▸ **What you should do**
A line counts if it contains the word "JSON" at least once. State how many such lines the records contain, giving the number alone.
-- START --
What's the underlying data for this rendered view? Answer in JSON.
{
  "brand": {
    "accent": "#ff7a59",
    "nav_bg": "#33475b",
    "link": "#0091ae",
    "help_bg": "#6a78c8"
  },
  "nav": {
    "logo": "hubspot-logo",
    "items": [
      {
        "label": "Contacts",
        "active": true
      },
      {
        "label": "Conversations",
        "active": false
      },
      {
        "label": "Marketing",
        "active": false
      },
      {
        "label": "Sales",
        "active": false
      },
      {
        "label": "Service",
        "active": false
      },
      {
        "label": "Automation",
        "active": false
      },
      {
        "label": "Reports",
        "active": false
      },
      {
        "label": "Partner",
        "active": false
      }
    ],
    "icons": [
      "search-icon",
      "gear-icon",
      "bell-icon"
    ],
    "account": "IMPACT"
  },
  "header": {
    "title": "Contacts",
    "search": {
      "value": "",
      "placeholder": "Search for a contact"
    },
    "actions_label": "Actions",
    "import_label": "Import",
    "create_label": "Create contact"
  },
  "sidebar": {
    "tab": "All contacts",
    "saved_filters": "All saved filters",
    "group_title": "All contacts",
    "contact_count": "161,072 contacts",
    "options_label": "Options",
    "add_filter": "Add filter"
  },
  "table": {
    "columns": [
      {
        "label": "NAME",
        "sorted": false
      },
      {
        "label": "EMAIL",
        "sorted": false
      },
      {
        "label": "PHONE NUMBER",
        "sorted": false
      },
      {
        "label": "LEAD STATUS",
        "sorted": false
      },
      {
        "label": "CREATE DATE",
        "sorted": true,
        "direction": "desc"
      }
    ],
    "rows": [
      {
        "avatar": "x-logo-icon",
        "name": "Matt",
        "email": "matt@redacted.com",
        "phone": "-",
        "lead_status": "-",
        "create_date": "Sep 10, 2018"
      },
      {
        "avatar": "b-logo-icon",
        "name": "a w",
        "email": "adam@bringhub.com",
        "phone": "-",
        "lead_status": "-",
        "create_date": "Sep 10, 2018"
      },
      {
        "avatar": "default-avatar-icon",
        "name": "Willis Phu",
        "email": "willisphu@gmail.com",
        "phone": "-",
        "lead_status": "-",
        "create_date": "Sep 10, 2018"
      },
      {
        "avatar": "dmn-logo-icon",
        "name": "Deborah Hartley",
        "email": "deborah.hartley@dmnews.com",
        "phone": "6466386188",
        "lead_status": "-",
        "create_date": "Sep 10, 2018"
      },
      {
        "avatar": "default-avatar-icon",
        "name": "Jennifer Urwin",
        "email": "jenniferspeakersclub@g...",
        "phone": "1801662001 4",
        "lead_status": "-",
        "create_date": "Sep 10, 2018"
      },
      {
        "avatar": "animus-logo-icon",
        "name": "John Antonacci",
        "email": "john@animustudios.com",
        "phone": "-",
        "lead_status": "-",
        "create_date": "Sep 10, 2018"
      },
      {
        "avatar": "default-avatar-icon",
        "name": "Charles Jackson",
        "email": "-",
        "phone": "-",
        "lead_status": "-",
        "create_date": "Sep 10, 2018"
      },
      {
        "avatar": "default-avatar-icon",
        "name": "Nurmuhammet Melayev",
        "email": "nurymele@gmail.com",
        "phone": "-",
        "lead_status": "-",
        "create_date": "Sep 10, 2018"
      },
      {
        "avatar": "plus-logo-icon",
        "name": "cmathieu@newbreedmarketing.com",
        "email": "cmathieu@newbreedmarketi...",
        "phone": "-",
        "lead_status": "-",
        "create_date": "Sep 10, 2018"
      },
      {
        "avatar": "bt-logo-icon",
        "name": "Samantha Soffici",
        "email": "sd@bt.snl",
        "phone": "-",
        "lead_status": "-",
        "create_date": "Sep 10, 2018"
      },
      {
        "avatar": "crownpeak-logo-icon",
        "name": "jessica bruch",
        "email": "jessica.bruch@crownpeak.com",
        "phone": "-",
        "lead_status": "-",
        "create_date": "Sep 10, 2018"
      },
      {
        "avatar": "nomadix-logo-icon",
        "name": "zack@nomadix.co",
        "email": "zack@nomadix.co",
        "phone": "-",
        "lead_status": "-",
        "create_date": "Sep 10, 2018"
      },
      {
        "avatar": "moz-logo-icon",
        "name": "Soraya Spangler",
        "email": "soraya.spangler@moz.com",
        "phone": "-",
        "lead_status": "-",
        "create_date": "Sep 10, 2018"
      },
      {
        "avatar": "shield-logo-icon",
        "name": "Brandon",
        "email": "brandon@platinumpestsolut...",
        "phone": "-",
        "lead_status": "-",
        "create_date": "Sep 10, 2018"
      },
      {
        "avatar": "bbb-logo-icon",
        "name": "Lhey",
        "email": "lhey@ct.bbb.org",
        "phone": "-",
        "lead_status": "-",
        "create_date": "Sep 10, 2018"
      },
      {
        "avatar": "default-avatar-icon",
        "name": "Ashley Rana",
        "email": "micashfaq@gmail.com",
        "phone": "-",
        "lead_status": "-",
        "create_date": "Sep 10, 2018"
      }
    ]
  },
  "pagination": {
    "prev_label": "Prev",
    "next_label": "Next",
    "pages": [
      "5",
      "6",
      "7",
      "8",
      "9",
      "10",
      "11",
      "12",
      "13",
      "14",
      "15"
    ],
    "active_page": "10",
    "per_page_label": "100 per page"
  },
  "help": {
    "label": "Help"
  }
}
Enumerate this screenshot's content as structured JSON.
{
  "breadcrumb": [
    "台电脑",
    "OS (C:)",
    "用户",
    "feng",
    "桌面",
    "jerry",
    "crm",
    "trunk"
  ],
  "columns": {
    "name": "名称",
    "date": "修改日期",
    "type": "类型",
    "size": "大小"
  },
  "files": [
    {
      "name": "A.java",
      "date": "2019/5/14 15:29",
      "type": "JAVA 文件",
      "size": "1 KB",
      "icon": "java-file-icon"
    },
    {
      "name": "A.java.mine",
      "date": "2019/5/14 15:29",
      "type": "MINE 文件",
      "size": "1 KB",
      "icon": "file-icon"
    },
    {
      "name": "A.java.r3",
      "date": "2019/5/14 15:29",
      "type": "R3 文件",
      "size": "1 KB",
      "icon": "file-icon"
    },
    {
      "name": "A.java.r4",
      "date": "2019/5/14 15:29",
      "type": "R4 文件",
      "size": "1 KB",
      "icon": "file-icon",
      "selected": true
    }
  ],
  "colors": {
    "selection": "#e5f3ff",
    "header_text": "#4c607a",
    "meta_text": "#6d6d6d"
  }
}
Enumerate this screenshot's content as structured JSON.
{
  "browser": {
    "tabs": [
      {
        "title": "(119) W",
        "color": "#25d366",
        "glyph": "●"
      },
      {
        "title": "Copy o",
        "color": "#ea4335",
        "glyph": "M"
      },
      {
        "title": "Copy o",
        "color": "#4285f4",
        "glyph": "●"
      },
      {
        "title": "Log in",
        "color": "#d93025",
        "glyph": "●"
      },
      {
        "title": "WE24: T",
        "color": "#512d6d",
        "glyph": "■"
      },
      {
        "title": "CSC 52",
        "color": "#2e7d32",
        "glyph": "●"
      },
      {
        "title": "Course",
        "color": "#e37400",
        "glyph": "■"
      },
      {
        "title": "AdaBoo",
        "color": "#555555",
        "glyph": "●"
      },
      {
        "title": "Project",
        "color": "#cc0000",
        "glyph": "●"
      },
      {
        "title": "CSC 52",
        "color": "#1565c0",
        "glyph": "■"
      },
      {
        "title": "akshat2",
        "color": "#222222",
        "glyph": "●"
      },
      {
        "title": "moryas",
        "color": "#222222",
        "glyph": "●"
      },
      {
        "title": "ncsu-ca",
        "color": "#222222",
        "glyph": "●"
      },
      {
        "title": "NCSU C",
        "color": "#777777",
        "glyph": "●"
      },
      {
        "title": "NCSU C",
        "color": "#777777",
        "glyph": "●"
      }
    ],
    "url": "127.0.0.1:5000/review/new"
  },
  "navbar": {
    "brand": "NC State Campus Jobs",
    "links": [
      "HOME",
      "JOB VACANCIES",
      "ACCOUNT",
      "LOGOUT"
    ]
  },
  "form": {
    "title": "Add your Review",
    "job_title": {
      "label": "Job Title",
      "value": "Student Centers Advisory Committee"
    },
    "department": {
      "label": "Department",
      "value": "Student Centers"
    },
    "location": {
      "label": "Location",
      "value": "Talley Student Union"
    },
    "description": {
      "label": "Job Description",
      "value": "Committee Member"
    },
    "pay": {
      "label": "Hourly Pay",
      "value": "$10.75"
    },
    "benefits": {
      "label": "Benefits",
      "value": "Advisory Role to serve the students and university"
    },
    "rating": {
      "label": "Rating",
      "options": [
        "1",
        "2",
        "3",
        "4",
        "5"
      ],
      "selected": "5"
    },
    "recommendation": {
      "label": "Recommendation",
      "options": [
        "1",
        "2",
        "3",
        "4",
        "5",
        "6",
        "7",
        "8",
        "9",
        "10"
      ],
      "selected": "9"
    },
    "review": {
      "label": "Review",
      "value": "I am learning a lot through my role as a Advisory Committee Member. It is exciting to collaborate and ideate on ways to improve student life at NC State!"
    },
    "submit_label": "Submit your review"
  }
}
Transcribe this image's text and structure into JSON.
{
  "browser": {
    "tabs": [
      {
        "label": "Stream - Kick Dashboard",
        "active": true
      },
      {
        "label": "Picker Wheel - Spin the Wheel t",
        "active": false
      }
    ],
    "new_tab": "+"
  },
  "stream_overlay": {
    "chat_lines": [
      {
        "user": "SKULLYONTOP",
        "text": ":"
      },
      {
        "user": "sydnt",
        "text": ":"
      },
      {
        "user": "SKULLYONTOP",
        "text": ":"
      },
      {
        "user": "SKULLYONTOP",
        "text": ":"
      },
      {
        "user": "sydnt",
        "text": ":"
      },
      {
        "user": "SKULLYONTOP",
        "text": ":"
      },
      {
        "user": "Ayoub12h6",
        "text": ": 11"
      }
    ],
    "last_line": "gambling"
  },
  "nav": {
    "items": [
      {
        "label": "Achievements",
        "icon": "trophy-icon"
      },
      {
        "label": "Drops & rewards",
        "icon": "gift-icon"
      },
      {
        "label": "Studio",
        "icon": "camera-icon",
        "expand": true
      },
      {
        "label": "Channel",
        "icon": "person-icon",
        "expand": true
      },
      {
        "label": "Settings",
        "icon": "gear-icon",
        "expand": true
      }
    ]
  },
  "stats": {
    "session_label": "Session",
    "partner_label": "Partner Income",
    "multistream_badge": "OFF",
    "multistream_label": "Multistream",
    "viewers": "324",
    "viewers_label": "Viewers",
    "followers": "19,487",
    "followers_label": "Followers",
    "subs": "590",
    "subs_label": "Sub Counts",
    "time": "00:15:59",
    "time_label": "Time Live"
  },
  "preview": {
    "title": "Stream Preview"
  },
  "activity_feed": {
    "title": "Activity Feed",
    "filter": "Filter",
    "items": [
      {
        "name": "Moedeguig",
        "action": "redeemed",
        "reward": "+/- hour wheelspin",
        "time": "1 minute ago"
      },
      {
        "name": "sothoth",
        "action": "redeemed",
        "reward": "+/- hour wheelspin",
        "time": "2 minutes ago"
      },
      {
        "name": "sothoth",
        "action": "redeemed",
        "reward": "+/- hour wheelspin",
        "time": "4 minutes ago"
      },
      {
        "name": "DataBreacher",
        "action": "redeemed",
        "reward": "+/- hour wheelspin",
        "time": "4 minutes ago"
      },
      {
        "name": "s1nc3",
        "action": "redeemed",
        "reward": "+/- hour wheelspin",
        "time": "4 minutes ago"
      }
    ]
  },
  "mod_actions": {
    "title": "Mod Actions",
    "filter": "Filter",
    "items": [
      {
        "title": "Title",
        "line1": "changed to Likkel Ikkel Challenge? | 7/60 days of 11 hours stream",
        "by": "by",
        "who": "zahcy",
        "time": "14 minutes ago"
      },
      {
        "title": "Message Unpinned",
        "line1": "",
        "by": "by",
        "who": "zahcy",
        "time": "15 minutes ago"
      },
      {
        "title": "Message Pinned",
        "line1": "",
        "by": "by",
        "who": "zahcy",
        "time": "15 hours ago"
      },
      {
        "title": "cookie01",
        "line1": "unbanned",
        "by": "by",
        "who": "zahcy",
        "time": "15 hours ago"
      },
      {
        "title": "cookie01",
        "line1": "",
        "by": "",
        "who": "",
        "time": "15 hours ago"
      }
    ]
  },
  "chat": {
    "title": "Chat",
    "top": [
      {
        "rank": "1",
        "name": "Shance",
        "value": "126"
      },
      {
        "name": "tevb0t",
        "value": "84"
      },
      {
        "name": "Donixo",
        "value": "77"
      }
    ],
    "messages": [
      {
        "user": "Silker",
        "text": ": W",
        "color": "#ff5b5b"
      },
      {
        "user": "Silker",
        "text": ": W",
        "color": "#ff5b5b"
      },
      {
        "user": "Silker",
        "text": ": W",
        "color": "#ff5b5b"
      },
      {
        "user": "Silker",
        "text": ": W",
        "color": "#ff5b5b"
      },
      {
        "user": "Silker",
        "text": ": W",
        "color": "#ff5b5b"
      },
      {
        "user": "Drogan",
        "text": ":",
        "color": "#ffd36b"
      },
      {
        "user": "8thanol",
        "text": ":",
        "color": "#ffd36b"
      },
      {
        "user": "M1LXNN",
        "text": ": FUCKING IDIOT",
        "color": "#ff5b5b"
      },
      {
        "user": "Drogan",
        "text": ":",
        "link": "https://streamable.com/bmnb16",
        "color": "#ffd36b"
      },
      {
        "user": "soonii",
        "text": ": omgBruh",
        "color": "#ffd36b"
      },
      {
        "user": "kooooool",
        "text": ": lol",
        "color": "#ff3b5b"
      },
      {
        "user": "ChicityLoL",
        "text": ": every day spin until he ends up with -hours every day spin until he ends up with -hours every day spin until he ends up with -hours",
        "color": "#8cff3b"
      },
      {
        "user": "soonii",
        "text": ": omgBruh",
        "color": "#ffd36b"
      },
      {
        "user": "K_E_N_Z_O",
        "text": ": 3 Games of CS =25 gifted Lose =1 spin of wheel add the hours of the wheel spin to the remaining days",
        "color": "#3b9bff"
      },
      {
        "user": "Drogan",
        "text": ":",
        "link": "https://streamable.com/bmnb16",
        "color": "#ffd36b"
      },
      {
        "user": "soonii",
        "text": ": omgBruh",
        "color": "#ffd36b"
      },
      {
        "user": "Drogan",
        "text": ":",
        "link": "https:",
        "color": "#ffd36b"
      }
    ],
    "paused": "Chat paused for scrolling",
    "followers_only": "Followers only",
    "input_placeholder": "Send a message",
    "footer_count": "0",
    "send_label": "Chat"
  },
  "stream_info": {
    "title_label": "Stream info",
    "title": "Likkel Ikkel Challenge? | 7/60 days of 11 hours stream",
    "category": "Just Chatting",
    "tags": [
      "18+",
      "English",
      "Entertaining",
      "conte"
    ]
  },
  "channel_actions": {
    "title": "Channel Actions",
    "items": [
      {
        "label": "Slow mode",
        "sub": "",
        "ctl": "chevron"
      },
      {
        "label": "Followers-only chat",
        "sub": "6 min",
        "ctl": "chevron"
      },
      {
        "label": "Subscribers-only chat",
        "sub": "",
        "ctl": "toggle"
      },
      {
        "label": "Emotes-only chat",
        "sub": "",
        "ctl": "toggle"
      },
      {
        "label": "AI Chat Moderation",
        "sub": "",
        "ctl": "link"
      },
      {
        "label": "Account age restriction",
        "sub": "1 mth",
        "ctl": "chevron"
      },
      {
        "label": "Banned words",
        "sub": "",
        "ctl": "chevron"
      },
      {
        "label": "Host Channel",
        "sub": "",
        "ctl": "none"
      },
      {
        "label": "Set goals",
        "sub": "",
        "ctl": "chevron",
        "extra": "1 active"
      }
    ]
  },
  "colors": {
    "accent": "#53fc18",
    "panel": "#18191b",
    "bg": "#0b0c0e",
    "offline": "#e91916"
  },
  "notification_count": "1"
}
-- END --
▸ **Solution for this task**
4